▶ **Task brief**
Collect every line that includes the string "geeigneten".

◆ ◆ ◆

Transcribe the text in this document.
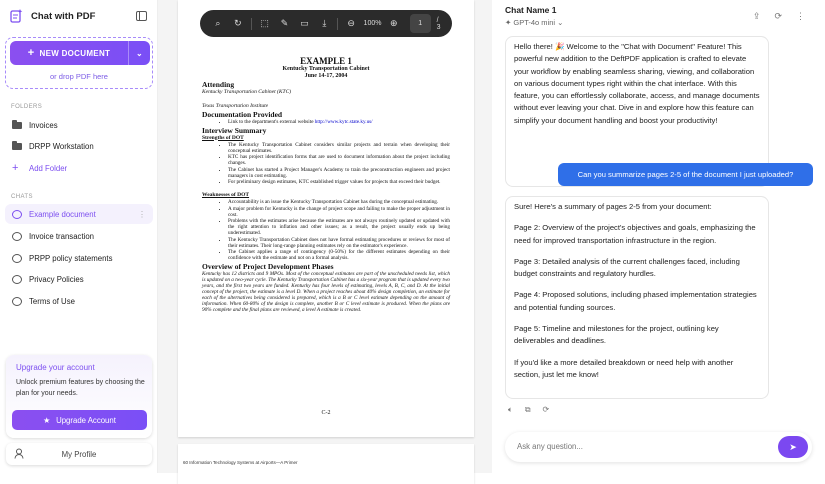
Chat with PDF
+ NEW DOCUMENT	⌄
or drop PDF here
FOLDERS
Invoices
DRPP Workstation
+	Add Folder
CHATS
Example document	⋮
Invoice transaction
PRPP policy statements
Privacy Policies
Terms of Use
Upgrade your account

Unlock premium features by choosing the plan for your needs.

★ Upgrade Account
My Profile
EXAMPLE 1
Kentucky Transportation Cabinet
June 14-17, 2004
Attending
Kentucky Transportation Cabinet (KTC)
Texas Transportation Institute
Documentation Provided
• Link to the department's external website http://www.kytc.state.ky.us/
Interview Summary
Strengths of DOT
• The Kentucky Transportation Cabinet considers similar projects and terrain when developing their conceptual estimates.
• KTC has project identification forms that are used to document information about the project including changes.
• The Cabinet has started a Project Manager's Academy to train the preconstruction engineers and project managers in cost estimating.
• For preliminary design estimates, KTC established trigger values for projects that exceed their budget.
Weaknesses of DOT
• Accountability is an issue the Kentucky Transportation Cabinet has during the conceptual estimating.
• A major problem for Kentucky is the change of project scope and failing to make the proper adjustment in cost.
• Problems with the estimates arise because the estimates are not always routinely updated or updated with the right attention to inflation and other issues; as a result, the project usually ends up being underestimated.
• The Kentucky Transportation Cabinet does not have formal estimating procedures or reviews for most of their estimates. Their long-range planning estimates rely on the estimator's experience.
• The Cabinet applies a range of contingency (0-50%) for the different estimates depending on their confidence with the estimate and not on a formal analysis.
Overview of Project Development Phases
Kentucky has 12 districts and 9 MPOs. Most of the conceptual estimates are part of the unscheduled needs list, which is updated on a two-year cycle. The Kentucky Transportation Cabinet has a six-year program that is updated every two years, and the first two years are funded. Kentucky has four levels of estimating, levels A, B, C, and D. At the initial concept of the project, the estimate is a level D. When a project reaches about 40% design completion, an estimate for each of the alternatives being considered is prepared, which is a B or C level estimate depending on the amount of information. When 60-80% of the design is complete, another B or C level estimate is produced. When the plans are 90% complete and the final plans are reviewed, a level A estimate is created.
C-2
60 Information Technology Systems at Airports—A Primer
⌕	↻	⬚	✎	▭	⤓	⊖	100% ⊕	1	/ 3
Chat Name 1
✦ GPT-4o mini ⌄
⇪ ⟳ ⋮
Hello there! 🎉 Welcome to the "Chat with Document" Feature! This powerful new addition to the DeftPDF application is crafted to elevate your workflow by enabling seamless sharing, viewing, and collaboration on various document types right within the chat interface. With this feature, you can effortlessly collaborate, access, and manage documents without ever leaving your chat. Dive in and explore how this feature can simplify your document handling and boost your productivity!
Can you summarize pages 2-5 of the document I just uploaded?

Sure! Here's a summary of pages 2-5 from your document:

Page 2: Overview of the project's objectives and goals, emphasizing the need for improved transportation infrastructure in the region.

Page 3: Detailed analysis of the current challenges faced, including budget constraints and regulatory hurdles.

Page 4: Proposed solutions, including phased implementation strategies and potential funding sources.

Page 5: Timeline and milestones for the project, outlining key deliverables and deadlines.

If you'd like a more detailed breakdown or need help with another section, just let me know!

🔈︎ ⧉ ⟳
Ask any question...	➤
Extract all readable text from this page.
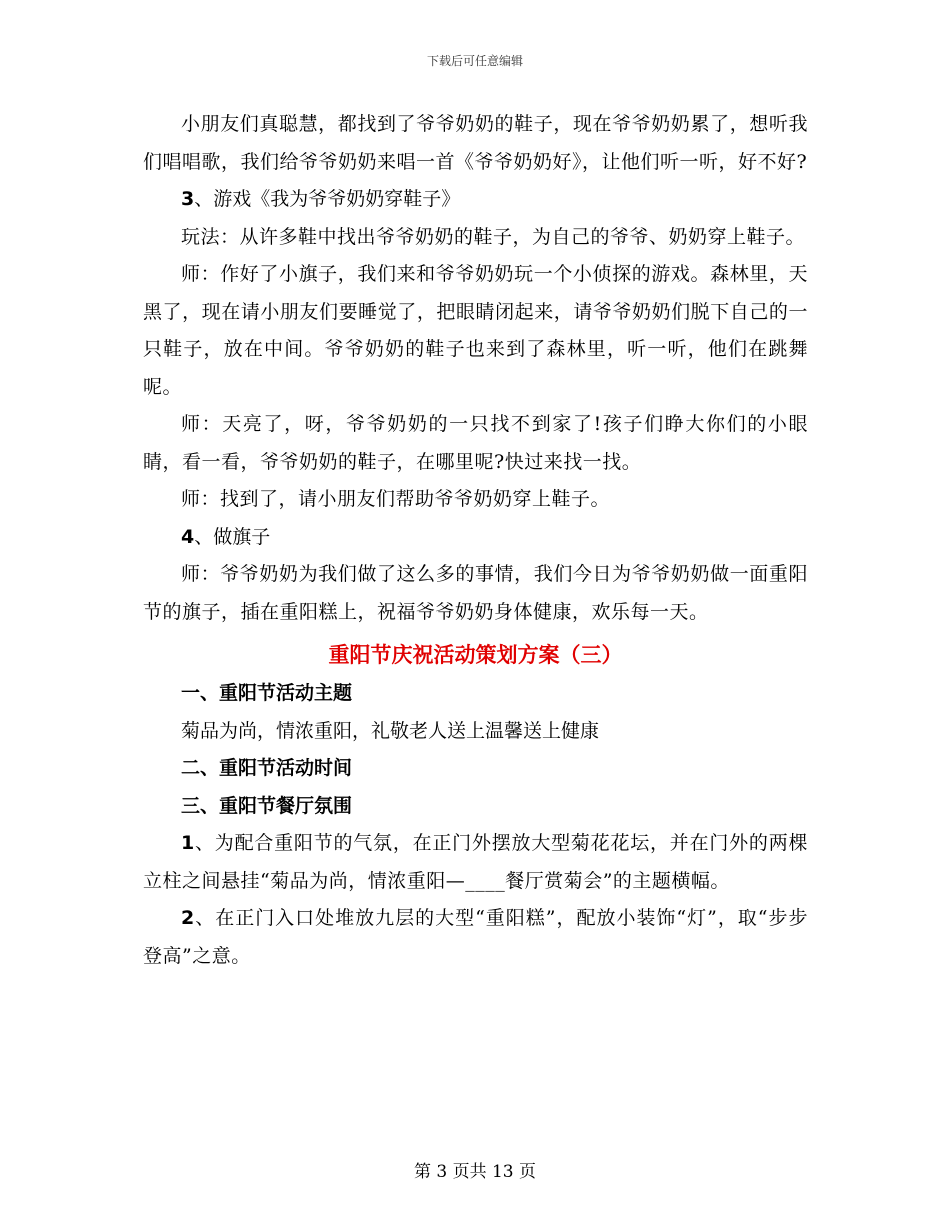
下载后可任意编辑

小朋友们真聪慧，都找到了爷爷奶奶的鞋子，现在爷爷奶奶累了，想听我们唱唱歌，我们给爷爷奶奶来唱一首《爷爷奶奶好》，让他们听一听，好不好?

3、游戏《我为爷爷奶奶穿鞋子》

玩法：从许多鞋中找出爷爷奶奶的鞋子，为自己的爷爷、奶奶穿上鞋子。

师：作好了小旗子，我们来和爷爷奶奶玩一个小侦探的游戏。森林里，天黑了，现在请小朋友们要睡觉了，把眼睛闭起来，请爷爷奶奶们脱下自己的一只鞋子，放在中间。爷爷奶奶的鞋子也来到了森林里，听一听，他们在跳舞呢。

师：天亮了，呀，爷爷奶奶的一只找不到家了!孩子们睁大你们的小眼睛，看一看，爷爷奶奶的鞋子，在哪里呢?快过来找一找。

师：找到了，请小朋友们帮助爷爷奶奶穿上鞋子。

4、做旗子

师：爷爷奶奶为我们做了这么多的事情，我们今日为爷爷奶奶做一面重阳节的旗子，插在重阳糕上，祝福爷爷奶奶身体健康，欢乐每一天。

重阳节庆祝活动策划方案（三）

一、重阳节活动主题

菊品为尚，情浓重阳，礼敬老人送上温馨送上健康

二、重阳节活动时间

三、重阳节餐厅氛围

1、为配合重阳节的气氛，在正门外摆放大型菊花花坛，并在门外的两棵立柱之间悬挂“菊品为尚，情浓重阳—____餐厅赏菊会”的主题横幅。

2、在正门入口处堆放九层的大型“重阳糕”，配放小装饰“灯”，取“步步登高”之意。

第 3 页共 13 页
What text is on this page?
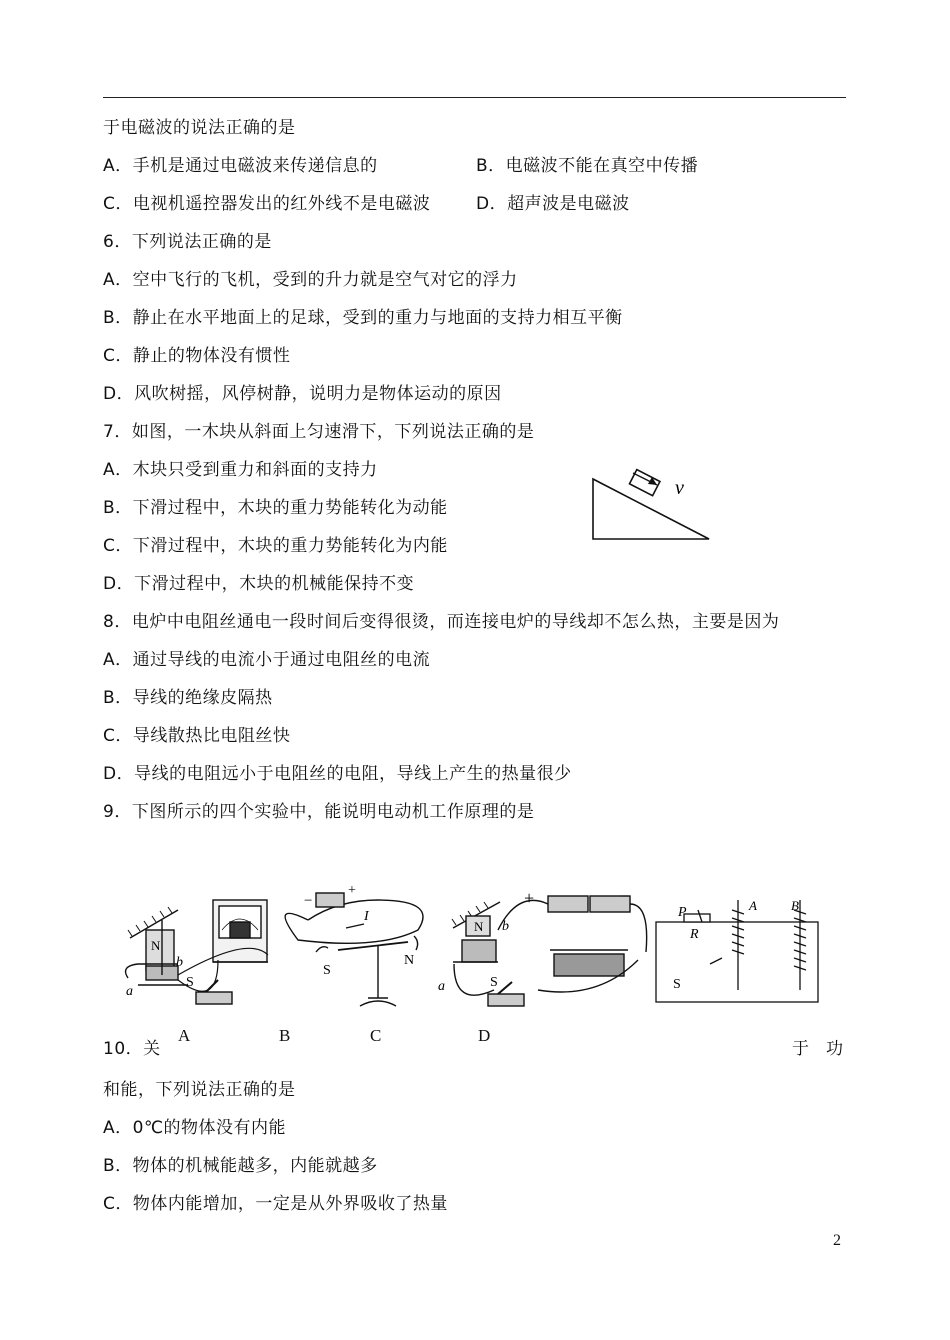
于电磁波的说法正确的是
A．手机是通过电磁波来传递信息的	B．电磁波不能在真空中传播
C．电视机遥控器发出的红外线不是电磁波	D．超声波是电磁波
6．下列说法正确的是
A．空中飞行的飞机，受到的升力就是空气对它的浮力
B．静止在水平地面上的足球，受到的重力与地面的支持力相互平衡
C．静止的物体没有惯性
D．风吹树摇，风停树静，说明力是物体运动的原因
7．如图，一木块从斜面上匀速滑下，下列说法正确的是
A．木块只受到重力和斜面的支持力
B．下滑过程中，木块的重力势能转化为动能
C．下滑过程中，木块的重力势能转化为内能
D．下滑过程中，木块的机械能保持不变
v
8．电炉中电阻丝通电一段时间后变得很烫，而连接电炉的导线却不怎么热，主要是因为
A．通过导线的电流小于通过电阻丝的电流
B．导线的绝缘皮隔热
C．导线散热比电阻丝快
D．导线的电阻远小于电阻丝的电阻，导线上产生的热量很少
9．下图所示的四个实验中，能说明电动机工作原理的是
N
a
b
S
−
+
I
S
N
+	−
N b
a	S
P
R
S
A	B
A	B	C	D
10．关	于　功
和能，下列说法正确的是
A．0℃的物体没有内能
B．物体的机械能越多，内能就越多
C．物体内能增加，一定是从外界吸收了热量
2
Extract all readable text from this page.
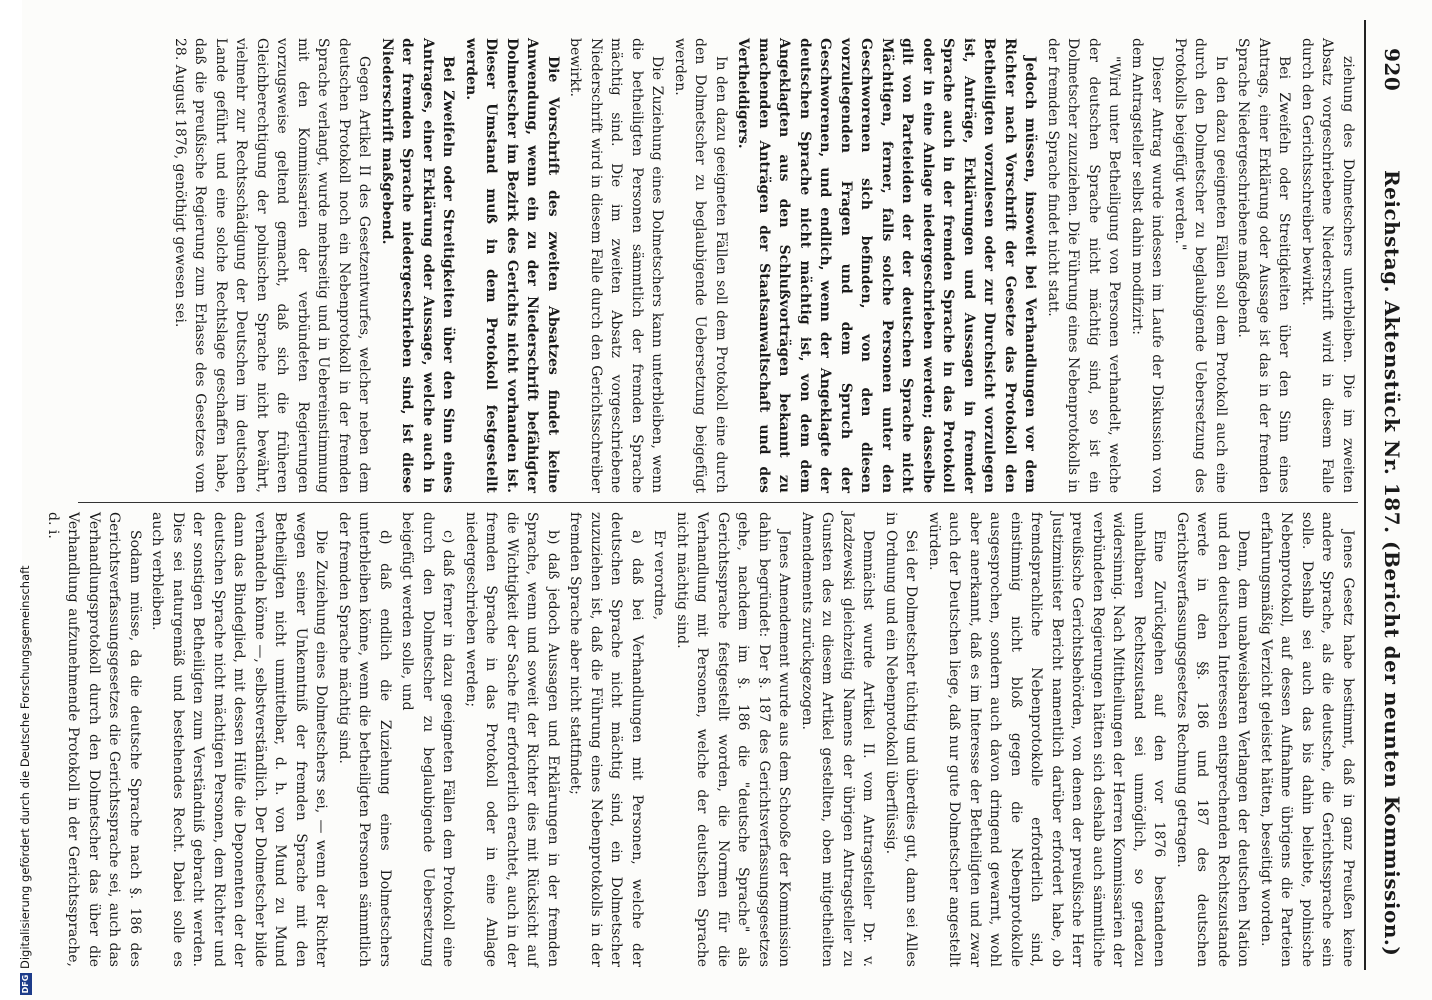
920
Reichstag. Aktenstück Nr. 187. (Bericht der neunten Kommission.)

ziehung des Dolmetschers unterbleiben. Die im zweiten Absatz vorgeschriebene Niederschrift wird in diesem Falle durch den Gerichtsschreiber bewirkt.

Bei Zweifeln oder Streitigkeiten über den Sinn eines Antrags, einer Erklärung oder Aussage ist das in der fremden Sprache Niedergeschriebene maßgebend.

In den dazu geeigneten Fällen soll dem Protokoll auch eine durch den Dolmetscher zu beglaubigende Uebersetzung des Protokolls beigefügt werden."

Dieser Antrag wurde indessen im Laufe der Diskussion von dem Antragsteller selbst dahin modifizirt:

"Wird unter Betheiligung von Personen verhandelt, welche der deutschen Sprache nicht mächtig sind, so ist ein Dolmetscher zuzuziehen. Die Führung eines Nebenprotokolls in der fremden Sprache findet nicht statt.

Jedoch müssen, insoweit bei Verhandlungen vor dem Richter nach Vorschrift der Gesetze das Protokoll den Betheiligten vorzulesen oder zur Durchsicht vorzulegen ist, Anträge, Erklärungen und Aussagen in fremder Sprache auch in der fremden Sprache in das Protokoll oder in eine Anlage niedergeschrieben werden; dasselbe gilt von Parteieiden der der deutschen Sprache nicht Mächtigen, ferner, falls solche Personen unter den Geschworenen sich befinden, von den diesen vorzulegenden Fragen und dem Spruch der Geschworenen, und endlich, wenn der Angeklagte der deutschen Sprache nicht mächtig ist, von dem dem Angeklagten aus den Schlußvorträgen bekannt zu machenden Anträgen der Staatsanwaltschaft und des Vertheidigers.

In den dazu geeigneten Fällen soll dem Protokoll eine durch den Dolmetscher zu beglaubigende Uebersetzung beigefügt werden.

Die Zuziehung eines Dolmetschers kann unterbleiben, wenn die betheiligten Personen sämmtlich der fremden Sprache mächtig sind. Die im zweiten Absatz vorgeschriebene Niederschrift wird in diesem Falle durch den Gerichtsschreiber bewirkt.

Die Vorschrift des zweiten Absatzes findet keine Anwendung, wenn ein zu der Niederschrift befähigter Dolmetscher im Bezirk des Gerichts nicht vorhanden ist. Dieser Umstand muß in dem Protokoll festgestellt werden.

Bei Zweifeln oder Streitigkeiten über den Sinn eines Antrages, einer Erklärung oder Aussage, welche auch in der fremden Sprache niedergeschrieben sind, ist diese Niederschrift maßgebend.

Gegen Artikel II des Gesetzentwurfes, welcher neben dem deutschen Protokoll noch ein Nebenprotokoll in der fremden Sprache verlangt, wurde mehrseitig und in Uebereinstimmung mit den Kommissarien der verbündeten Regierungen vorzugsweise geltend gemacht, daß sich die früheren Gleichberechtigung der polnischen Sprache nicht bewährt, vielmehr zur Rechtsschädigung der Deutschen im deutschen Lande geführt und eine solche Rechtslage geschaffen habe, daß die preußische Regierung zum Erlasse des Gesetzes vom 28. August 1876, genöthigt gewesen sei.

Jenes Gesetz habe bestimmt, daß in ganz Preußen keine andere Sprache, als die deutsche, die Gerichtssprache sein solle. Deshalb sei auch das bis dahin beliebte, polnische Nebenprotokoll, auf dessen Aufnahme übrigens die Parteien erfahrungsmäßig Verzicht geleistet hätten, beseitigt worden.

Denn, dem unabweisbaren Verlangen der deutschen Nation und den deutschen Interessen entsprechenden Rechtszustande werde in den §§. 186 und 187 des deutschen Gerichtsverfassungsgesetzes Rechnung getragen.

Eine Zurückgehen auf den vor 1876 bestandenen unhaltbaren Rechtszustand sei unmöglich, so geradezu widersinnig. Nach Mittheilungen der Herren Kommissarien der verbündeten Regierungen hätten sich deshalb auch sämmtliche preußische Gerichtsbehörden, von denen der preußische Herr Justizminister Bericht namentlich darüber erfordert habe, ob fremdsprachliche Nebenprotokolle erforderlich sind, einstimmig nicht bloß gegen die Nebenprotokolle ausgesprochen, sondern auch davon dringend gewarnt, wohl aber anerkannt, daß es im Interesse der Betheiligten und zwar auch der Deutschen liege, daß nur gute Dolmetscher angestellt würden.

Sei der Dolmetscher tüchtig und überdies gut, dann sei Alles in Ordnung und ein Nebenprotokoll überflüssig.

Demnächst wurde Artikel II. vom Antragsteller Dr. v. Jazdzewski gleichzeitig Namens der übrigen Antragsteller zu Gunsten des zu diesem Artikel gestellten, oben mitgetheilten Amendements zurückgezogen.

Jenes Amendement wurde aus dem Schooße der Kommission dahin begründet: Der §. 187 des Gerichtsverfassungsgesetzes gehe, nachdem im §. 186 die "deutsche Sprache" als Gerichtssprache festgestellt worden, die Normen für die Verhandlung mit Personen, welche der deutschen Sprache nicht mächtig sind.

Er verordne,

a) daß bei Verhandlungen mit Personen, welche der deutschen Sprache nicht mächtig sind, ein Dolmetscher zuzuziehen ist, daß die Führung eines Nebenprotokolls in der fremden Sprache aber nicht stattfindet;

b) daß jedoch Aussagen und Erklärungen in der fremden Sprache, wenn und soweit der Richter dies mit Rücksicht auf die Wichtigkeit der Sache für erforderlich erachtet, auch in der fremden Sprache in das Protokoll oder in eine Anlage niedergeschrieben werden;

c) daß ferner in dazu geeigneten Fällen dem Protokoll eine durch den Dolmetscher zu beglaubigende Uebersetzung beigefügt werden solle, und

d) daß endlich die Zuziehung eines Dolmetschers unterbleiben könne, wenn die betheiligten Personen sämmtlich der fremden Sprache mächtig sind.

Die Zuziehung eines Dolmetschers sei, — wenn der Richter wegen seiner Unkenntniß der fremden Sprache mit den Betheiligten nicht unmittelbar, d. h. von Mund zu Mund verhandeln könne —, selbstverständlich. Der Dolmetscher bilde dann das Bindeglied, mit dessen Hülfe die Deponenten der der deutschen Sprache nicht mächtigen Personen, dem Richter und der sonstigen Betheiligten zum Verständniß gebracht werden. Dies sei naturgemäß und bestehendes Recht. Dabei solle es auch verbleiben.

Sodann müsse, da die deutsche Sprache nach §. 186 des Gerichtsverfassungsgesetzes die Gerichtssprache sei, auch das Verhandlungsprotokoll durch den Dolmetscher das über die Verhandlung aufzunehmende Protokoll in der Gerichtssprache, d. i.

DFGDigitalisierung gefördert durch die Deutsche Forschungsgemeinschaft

◆ ◆ ◆

▶ **The result**
In den dazu geeigneten Fällen soll dem Protokoll auch eine durch den Dolmetscher zu beglaubigende Uebersetzung des Protokolls beigefügt werden."
In den dazu geeigneten Fällen soll dem Protokoll eine durch den Dolmetscher zu beglaubigende Uebersetzung beigefügt werden.
c) daß ferner in dazu geeigneten Fällen dem Protokoll eine durch den Dolmetscher zu beglaubigende Uebersetzung beigefügt werden solle, und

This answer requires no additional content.